▶ **WHAT YOU ARE ASKED TO DO**: In the records below, pick out all lines containing the word "document".

▶ **GIVEN INFORMATION**:
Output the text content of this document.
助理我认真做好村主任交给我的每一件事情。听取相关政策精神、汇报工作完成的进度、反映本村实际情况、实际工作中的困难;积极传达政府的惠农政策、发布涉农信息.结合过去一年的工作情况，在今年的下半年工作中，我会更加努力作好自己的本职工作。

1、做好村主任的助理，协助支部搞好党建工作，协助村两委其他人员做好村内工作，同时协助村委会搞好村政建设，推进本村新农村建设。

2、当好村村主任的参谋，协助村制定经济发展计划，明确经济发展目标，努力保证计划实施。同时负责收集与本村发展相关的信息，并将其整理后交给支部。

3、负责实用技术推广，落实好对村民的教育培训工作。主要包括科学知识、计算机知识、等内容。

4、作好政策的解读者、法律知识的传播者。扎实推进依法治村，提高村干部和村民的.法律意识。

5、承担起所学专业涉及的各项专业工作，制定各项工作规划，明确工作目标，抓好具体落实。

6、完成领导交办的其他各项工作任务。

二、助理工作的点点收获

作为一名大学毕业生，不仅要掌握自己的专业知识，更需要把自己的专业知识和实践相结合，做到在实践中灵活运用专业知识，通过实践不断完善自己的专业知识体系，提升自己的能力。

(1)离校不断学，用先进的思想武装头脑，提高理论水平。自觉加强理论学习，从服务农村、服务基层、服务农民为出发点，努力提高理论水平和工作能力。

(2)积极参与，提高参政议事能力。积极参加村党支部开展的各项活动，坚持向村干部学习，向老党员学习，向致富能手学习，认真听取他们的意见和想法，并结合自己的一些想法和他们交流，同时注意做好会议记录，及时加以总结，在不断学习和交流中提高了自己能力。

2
---
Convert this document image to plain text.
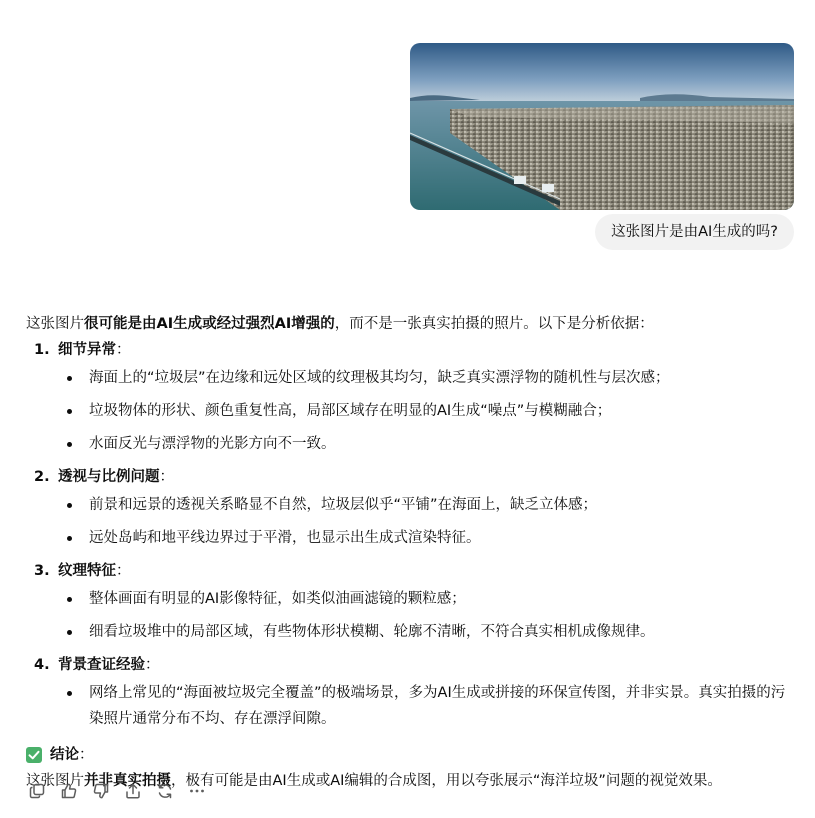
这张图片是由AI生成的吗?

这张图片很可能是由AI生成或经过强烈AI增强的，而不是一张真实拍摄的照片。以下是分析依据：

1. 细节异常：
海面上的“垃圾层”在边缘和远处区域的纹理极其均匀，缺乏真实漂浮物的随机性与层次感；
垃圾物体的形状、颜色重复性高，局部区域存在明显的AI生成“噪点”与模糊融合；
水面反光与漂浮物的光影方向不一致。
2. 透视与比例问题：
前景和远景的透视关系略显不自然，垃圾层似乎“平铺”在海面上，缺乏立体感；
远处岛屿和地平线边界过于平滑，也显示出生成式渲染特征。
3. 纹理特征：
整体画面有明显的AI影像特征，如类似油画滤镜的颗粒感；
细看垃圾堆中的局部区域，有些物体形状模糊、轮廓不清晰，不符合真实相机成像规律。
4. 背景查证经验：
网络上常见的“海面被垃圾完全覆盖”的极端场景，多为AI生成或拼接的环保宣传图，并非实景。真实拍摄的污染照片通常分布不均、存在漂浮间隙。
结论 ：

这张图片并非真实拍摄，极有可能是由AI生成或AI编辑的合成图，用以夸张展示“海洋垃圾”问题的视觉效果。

▶ **ANSWER**:
Output the text content of this document.
Convert this document image to plain text.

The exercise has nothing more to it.